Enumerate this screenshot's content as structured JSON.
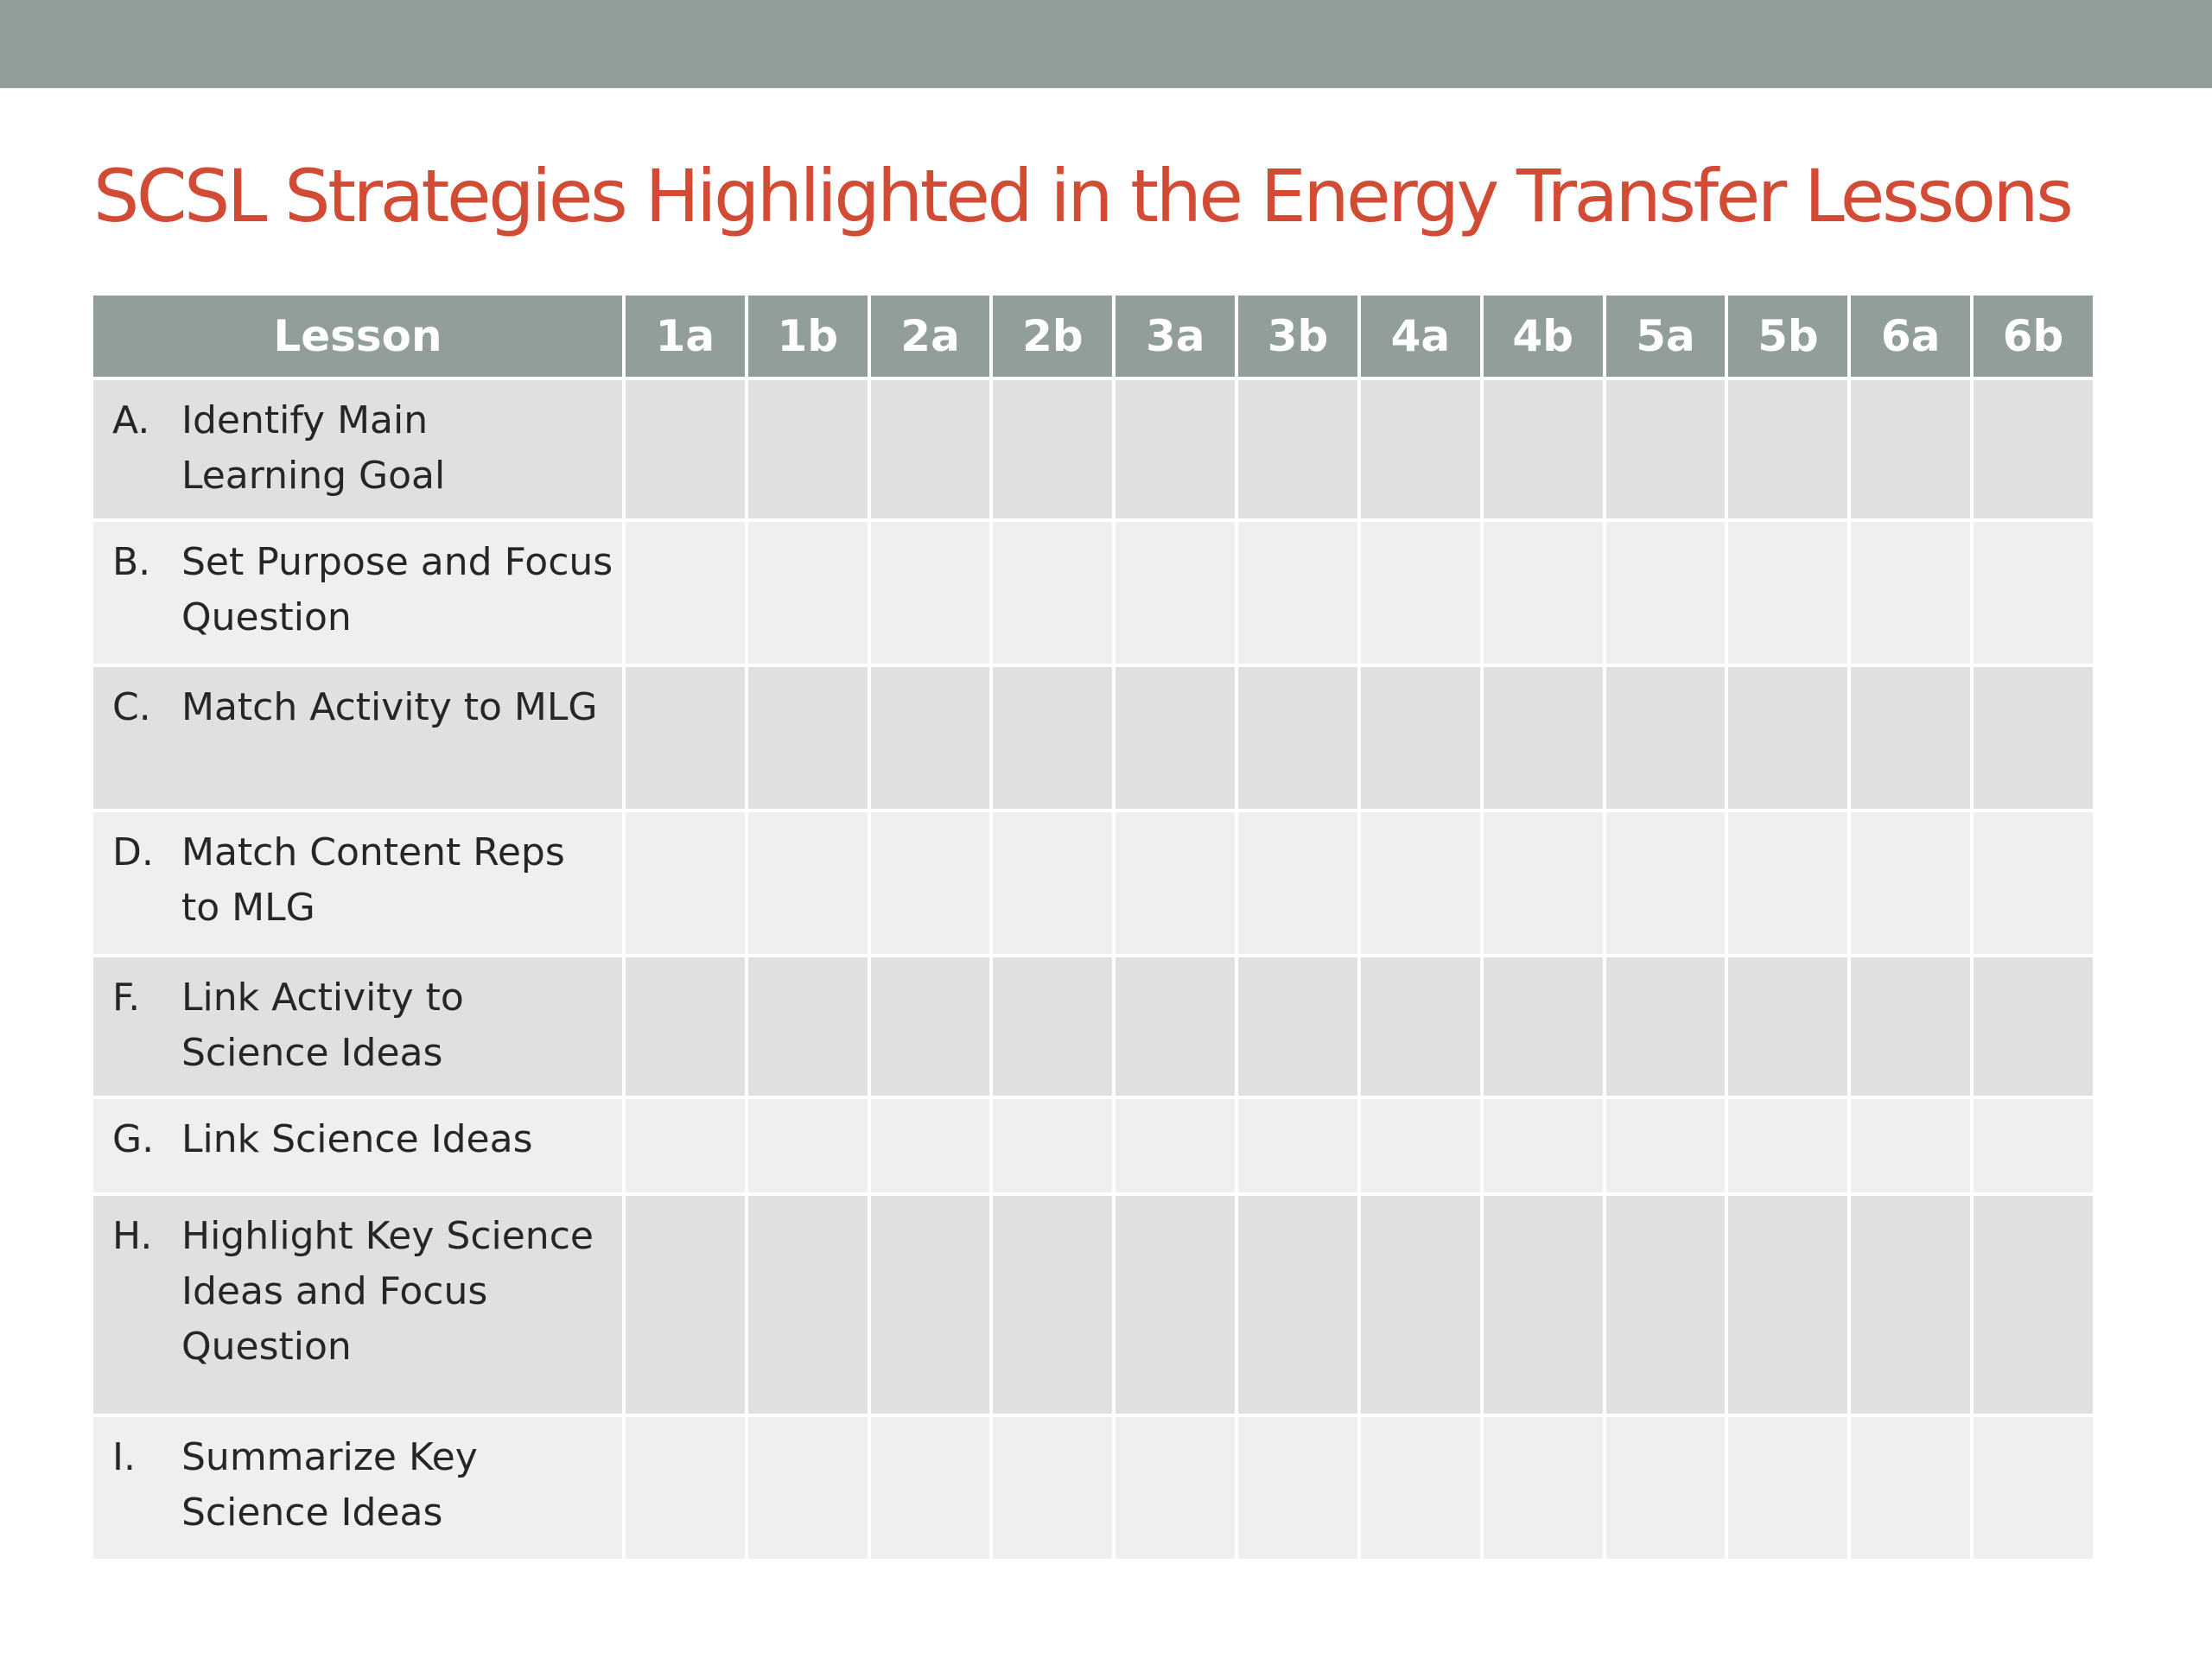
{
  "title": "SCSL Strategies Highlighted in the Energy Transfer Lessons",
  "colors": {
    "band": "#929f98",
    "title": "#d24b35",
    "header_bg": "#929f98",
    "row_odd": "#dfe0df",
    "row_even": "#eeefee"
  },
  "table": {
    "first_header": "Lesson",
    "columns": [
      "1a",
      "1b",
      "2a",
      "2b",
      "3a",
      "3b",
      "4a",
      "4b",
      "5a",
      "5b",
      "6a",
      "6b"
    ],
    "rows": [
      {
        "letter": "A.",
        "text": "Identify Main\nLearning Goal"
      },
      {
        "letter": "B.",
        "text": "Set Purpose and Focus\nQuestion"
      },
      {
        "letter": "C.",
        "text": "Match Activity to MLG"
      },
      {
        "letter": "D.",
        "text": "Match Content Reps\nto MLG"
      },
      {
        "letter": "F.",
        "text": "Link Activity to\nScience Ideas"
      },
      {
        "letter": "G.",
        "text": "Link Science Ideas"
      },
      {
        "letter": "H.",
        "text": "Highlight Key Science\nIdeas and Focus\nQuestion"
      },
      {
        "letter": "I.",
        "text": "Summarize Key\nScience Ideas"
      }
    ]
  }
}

++++

• _Given instruction_: Copy the lines from the entries above in which the word "nScience" appears.

• _Task solution_:
        "text": "Link Activity to\nScience Ideas"
        "text": "Summarize Key\nScience Ideas"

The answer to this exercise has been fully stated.